--- Data listing ---

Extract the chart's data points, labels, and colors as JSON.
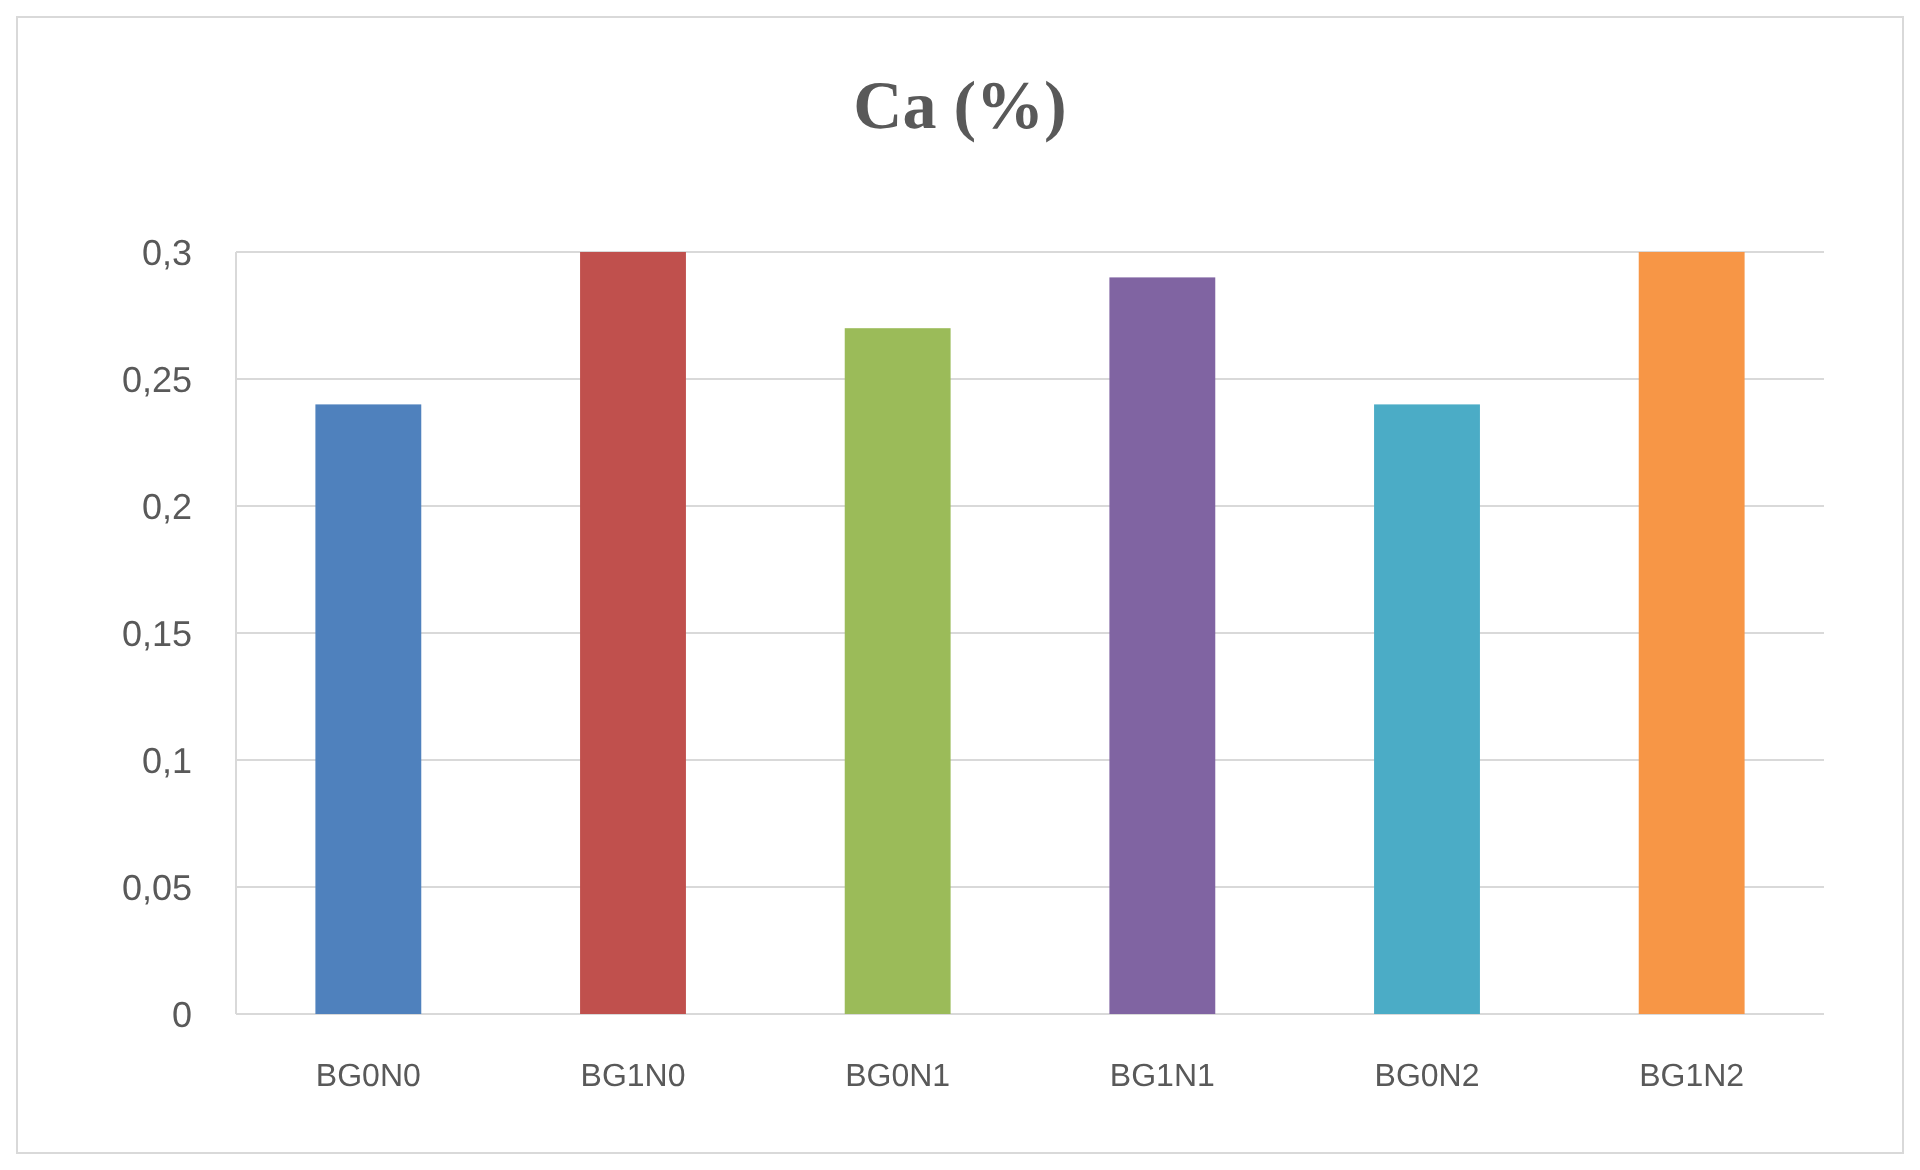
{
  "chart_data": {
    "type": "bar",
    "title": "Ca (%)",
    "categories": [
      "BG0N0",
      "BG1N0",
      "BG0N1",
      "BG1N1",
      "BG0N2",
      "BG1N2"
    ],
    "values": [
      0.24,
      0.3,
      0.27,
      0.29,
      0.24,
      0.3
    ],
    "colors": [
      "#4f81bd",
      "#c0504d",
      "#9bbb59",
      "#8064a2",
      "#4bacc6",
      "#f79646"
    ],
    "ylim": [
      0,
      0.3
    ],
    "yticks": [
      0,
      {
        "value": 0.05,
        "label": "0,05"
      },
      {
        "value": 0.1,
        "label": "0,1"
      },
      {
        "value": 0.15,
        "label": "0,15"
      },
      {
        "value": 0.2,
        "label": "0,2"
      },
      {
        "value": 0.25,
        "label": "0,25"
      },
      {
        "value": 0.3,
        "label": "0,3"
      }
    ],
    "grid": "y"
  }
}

---

[Written problem]: Give the number of lines above in which the word "colors" occurs, with nothing else.

[Complete output]: 2